From the entries that follow, list every line in which the string "grade" appears.

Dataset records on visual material
○ ○ ○ ○ ○

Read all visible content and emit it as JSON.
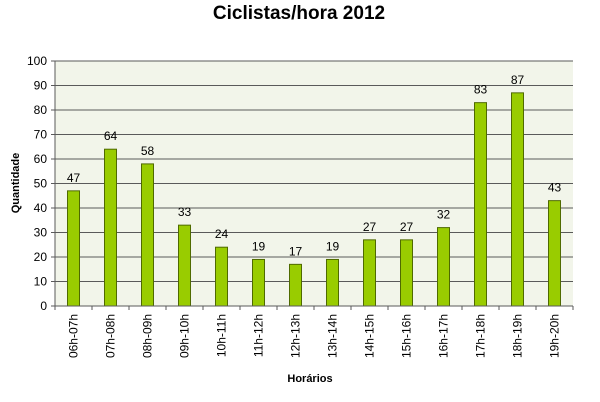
{
  "chart_data": {
    "type": "bar",
    "title": "Ciclistas/hora 2012",
    "xlabel": "Horários",
    "ylabel": "Quantidade",
    "categories": [
      "06h-07h",
      "07h-08h",
      "08h-09h",
      "09h-10h",
      "10h-11h",
      "11h-12h",
      "12h-13h",
      "13h-14h",
      "14h-15h",
      "15h-16h",
      "16h-17h",
      "17h-18h",
      "18h-19h",
      "19h-20h"
    ],
    "values": [
      47,
      64,
      58,
      33,
      24,
      19,
      17,
      19,
      27,
      27,
      32,
      83,
      87,
      43
    ],
    "ylim": [
      0,
      100
    ],
    "yticks": [
      0,
      10,
      20,
      30,
      40,
      50,
      60,
      70,
      80,
      90,
      100
    ],
    "grid": true,
    "legend": "none",
    "colors": {
      "bar_fill": "#99CC00",
      "bar_stroke": "#4F6A00",
      "plot_background": "#F2F5EA",
      "gridline": "#5A5A5A",
      "axis": "#5A5A5A"
    }
  }
}
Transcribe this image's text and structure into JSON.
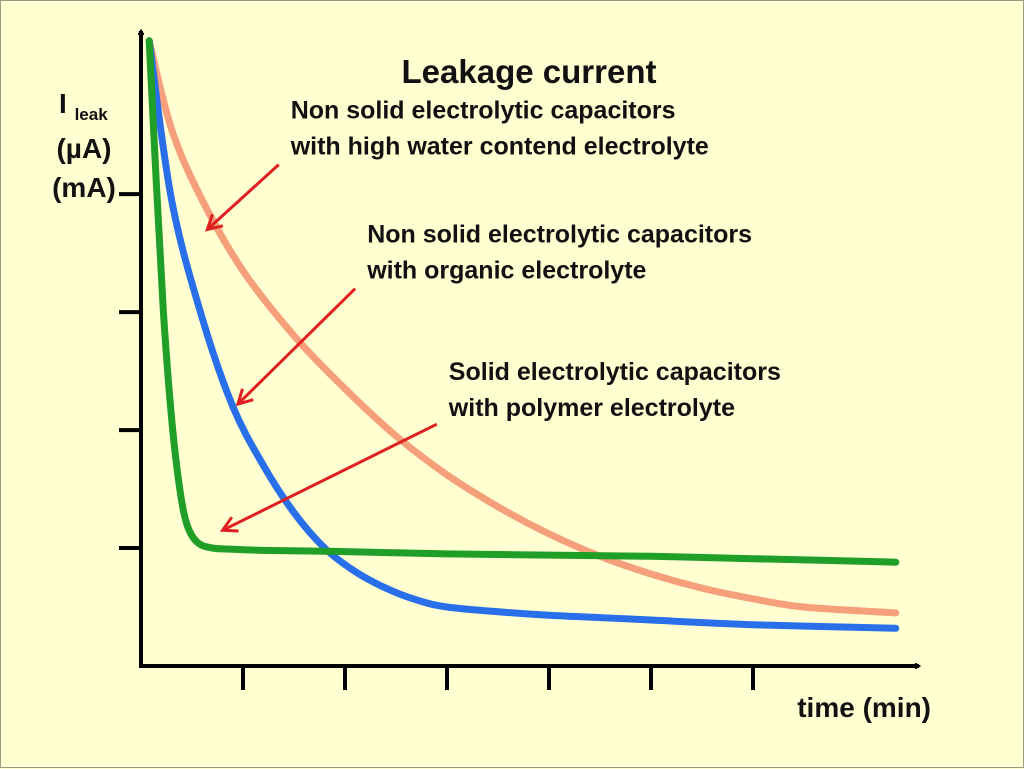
{
  "chart_data": {
    "type": "line",
    "title": "Leakage current",
    "xlabel": "time (min)",
    "ylabel": {
      "symbol": "I",
      "subscript": "leak",
      "unit1": "(µA)",
      "unit2": "(mA)"
    },
    "xlim": [
      0,
      7.5
    ],
    "ylim": [
      0,
      5.4
    ],
    "x_ticks": [
      1,
      2,
      3,
      4,
      5,
      6
    ],
    "y_ticks": [
      1,
      2,
      3,
      4
    ],
    "grid": false,
    "legend": "none",
    "series": [
      {
        "key": "high_water",
        "color": "#f5a07a",
        "x": [
          0.08,
          0.3,
          0.6,
          1.0,
          1.5,
          2.0,
          2.5,
          3.0,
          3.5,
          4.0,
          4.5,
          5.0,
          5.5,
          6.0,
          6.5,
          7.4
        ],
        "y": [
          5.3,
          4.55,
          3.95,
          3.35,
          2.8,
          2.35,
          1.95,
          1.62,
          1.35,
          1.12,
          0.93,
          0.78,
          0.66,
          0.57,
          0.5,
          0.45
        ]
      },
      {
        "key": "organic",
        "color": "#2a6fea",
        "x": [
          0.08,
          0.3,
          0.6,
          0.9,
          1.2,
          1.5,
          1.8,
          2.1,
          2.4,
          2.7,
          3.0,
          3.5,
          4.0,
          4.5,
          5.0,
          6.0,
          7.4
        ],
        "y": [
          5.3,
          3.95,
          2.95,
          2.2,
          1.7,
          1.3,
          1.0,
          0.8,
          0.66,
          0.56,
          0.5,
          0.46,
          0.43,
          0.41,
          0.39,
          0.35,
          0.32
        ]
      },
      {
        "key": "polymer",
        "color": "#1f9f28",
        "x": [
          0.08,
          0.15,
          0.22,
          0.3,
          0.38,
          0.45,
          0.55,
          0.7,
          0.9,
          1.2,
          2.0,
          3.0,
          4.0,
          5.0,
          6.0,
          7.4
        ],
        "y": [
          5.3,
          4.1,
          3.0,
          2.1,
          1.5,
          1.2,
          1.05,
          1.0,
          0.99,
          0.98,
          0.97,
          0.95,
          0.94,
          0.93,
          0.91,
          0.88
        ]
      }
    ],
    "annotations": [
      {
        "series": "high_water",
        "lines": [
          "Non solid electrolytic capacitors",
          "with high water contend electrolyte"
        ],
        "arrow_from": [
          1.35,
          4.25
        ],
        "arrow_to": [
          0.65,
          3.7
        ]
      },
      {
        "series": "organic",
        "lines": [
          "Non solid electrolytic capacitors",
          "with organic electrolyte"
        ],
        "arrow_from": [
          2.1,
          3.2
        ],
        "arrow_to": [
          0.95,
          2.22
        ]
      },
      {
        "series": "polymer",
        "lines": [
          "Solid electrolytic capacitors",
          "with polymer electrolyte"
        ],
        "arrow_from": [
          2.9,
          2.05
        ],
        "arrow_to": [
          0.8,
          1.15
        ]
      }
    ],
    "colors": {
      "axis": "#000000",
      "arrow": "#e02020",
      "background": "#ffffd2"
    }
  }
}
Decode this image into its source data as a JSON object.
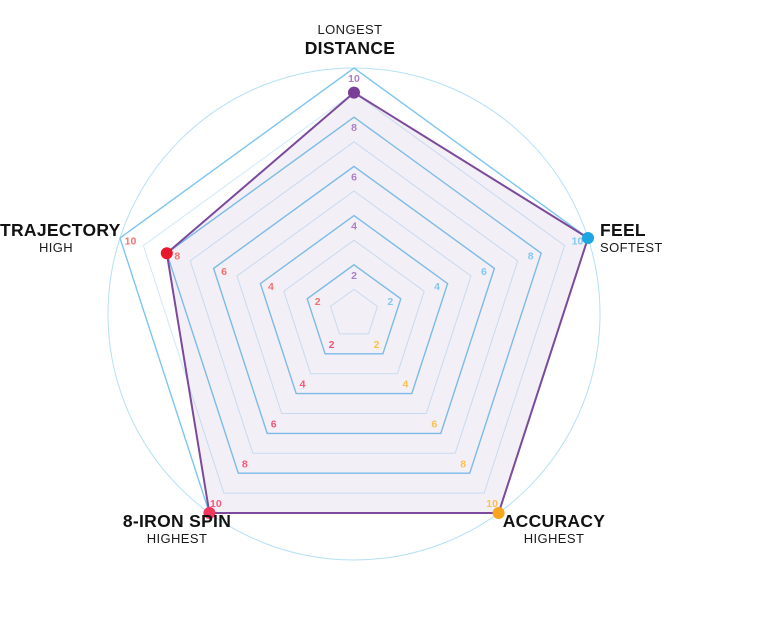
{
  "chart_data": {
    "type": "radar",
    "shape": "pentagon",
    "value_min": 0,
    "value_max": 10,
    "grid_rings": 10,
    "tick_values": [
      2,
      4,
      6,
      8,
      10
    ],
    "outer_circle": true,
    "legend": "none",
    "axes": [
      {
        "id": "distance",
        "label": "DISTANCE",
        "qualifier": "LONGEST",
        "qualifier_position": "above",
        "value": 9,
        "dot_color": "#7a3e98",
        "tick_color": "#ab7fc4"
      },
      {
        "id": "feel",
        "label": "FEEL",
        "qualifier": "SOFTEST",
        "qualifier_position": "below",
        "value": 10,
        "dot_color": "#1ea6e2",
        "tick_color": "#82c7f0"
      },
      {
        "id": "accuracy",
        "label": "ACCURACY",
        "qualifier": "HIGHEST",
        "qualifier_position": "below",
        "value": 10,
        "dot_color": "#f9a61f",
        "tick_color": "#fbc14e"
      },
      {
        "id": "spin",
        "label": "8-IRON SPIN",
        "qualifier": "HIGHEST",
        "qualifier_position": "below",
        "value": 10,
        "dot_color": "#f5365c",
        "tick_color": "#f4587a"
      },
      {
        "id": "trajectory",
        "label": "TRAJECTORY",
        "qualifier": "HIGH",
        "qualifier_position": "below",
        "value": 8,
        "dot_color": "#e7182d",
        "tick_color": "#f37272"
      }
    ],
    "series_style": {
      "stroke_color": "#7b4a9b",
      "fill_color": "rgba(123,74,155,0.09)"
    },
    "grid_colors": {
      "major_ring": "#7dc6f0",
      "minor_ring": "#cfe9f9",
      "outer_circle": "#b5e0f6"
    }
  }
}
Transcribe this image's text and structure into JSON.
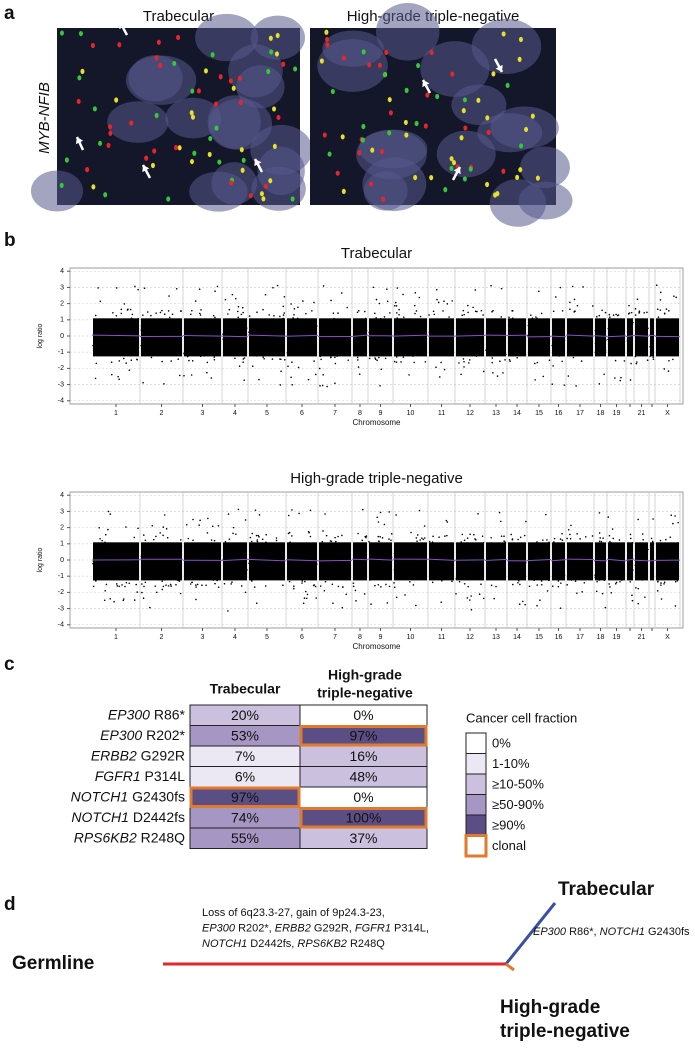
{
  "panel_labels": [
    "a",
    "b",
    "c",
    "d"
  ],
  "panel_a": {
    "titles": [
      "Trabecular",
      "High-grade triple-negative"
    ],
    "ylabel": "MYB-NFIB"
  },
  "chart_data": [
    {
      "type": "scatter",
      "title": "Trabecular",
      "ylabel": "log ratio",
      "xlabel": "Chromosome",
      "categories": [
        "1",
        "2",
        "3",
        "4",
        "5",
        "6",
        "7",
        "8",
        "9",
        "10",
        "11",
        "12",
        "13",
        "14",
        "15",
        "16",
        "17",
        "18",
        "19",
        null,
        "21",
        null,
        "X"
      ],
      "ylim": [
        -4.2,
        4.2
      ],
      "yticks": [
        -4,
        -3,
        -2,
        -1,
        0,
        1,
        2,
        3,
        4
      ],
      "grid": true,
      "color": "#000000",
      "segment_color": "#8a4fc8"
    },
    {
      "type": "scatter",
      "title": "High-grade triple-negative",
      "ylabel": "log ratio",
      "xlabel": "Chromosome",
      "categories": [
        "1",
        "2",
        "3",
        "4",
        "5",
        "6",
        "7",
        "8",
        "9",
        "10",
        "11",
        "12",
        "13",
        "14",
        "15",
        "16",
        "17",
        "18",
        "19",
        null,
        "21",
        null,
        "X"
      ],
      "ylim": [
        -4.2,
        4.2
      ],
      "yticks": [
        -4,
        -3,
        -2,
        -1,
        0,
        1,
        2,
        3,
        4
      ],
      "grid": true,
      "color": "#000000",
      "segment_color": "#8a4fc8"
    }
  ],
  "table": {
    "columns": [
      [
        "Trabecular"
      ],
      [
        "High-grade",
        "triple-negative"
      ]
    ],
    "clonal_color": "#e07a2f",
    "rows": [
      {
        "gene": "EP300",
        "mutation": "R86*",
        "cells": [
          {
            "text": "20%",
            "color": "#cbc0dd",
            "clonal": false
          },
          {
            "text": "0%",
            "color": "#ffffff",
            "clonal": false
          }
        ]
      },
      {
        "gene": "EP300",
        "mutation": "R202*",
        "cells": [
          {
            "text": "53%",
            "color": "#a596c4",
            "clonal": false
          },
          {
            "text": "97%",
            "color": "#5b4e84",
            "clonal": true
          }
        ]
      },
      {
        "gene": "ERBB2",
        "mutation": "G292R",
        "cells": [
          {
            "text": "7%",
            "color": "#ece8f3",
            "clonal": false
          },
          {
            "text": "16%",
            "color": "#cbc0dd",
            "clonal": false
          }
        ]
      },
      {
        "gene": "FGFR1",
        "mutation": "P314L",
        "cells": [
          {
            "text": "6%",
            "color": "#ece8f3",
            "clonal": false
          },
          {
            "text": "48%",
            "color": "#cbc0dd",
            "clonal": false
          }
        ]
      },
      {
        "gene": "NOTCH1",
        "mutation": "G2430fs",
        "cells": [
          {
            "text": "97%",
            "color": "#5b4e84",
            "clonal": true
          },
          {
            "text": "0%",
            "color": "#ffffff",
            "clonal": false
          }
        ]
      },
      {
        "gene": "NOTCH1",
        "mutation": "D2442fs",
        "cells": [
          {
            "text": "74%",
            "color": "#a596c4",
            "clonal": false
          },
          {
            "text": "100%",
            "color": "#5b4e84",
            "clonal": true
          }
        ]
      },
      {
        "gene": "RPS6KB2",
        "mutation": "R248Q",
        "cells": [
          {
            "text": "55%",
            "color": "#a596c4",
            "clonal": false
          },
          {
            "text": "37%",
            "color": "#cbc0dd",
            "clonal": false
          }
        ]
      }
    ],
    "legend": {
      "title": "Cancer cell fraction",
      "items": [
        {
          "label": "0%",
          "color": "#ffffff"
        },
        {
          "label": "1-10%",
          "color": "#ece8f3"
        },
        {
          "label": "≥10-50%",
          "color": "#cbc0dd"
        },
        {
          "label": "≥50-90%",
          "color": "#a596c4"
        },
        {
          "label": "≥90%",
          "color": "#5b4e84"
        },
        {
          "label": "clonal",
          "color": "#ffffff",
          "border": "#e07a2f"
        }
      ]
    }
  },
  "tree": {
    "root": "Germline",
    "leaf_1": [
      "Trabecular"
    ],
    "leaf_2": [
      "High-grade",
      "triple-negative"
    ],
    "trunk_color": "#e3262a",
    "branch_1_color": "#3a4fa3",
    "branch_2_color": "#e07a2f",
    "trunk_annotation": [
      [
        {
          "text": "Loss of 6q23.3-27, gain of 9p24.3-23,",
          "italic": false
        }
      ],
      [
        {
          "text": "EP300",
          "italic": true
        },
        {
          "text": " R202*, ",
          "italic": false
        },
        {
          "text": "ERBB2",
          "italic": true
        },
        {
          "text": " G292R, ",
          "italic": false
        },
        {
          "text": "FGFR1",
          "italic": true
        },
        {
          "text": " P314L,",
          "italic": false
        }
      ],
      [
        {
          "text": "NOTCH1",
          "italic": true
        },
        {
          "text": " D2442fs, ",
          "italic": false
        },
        {
          "text": "RPS6KB2",
          "italic": true
        },
        {
          "text": " R248Q",
          "italic": false
        }
      ]
    ],
    "branch_1_annotation": [
      [
        {
          "text": "EP300",
          "italic": true
        },
        {
          "text": " R86*, ",
          "italic": false
        },
        {
          "text": "NOTCH1",
          "italic": true
        },
        {
          "text": " G2430fs",
          "italic": false
        }
      ]
    ]
  }
}
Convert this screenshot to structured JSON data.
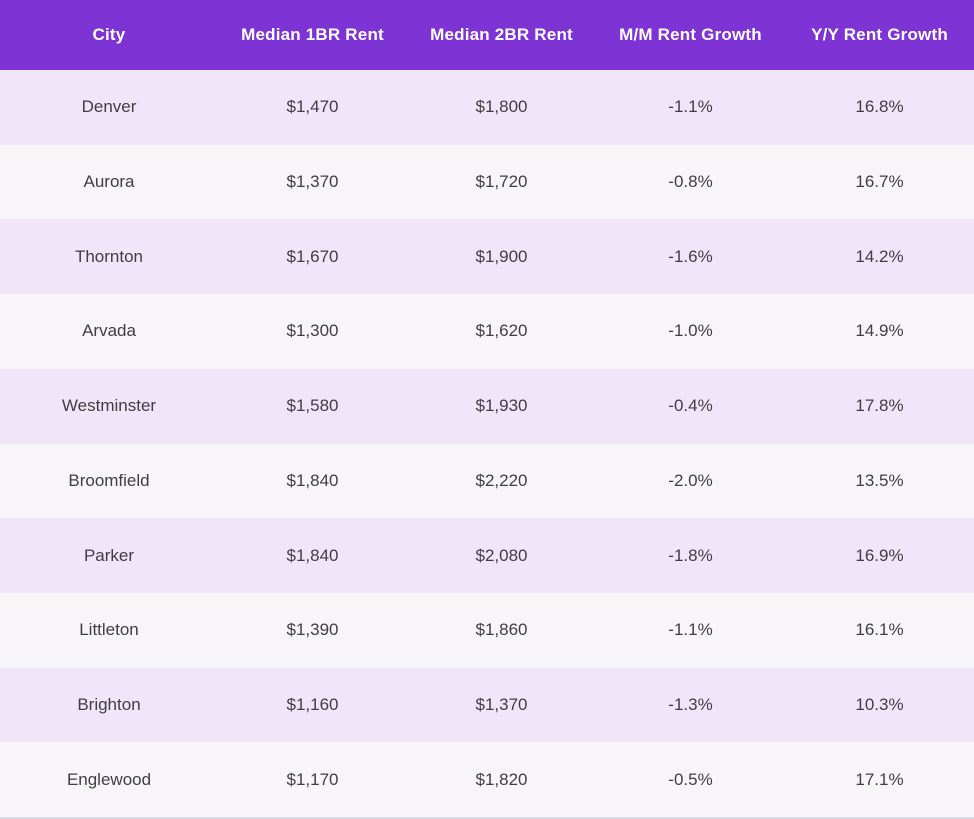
{
  "chart_data": {
    "type": "table",
    "title": "",
    "columns": [
      "City",
      "Median 1BR Rent",
      "Median 2BR Rent",
      "M/M Rent Growth",
      "Y/Y Rent Growth"
    ],
    "rows": [
      [
        "Denver",
        "$1,470",
        "$1,800",
        "-1.1%",
        "16.8%"
      ],
      [
        "Aurora",
        "$1,370",
        "$1,720",
        "-0.8%",
        "16.7%"
      ],
      [
        "Thornton",
        "$1,670",
        "$1,900",
        "-1.6%",
        "14.2%"
      ],
      [
        "Arvada",
        "$1,300",
        "$1,620",
        "-1.0%",
        "14.9%"
      ],
      [
        "Westminster",
        "$1,580",
        "$1,930",
        "-0.4%",
        "17.8%"
      ],
      [
        "Broomfield",
        "$1,840",
        "$2,220",
        "-2.0%",
        "13.5%"
      ],
      [
        "Parker",
        "$1,840",
        "$2,080",
        "-1.8%",
        "16.9%"
      ],
      [
        "Littleton",
        "$1,390",
        "$1,860",
        "-1.1%",
        "16.1%"
      ],
      [
        "Brighton",
        "$1,160",
        "$1,370",
        "-1.3%",
        "10.3%"
      ],
      [
        "Englewood",
        "$1,170",
        "$1,820",
        "-0.5%",
        "17.1%"
      ]
    ],
    "layout": {
      "header_row": true,
      "alternating_rows": true,
      "first_alternate_color_row_index": 0
    }
  },
  "colors": {
    "header_bg": "#7e33d4",
    "header_text": "#ffffff",
    "row_alt_bg": "#f0e5f9",
    "row_base_bg": "#f7f5f8",
    "cell_text": "#3f3e44",
    "bottom_border": "#dbdae0"
  }
}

○ ○ ○ ○ ○

RESPONSE BELOW
      "High-grade triple-negative"
      "title": "High-grade triple-negative",
        "High-grade",
      "High-grade",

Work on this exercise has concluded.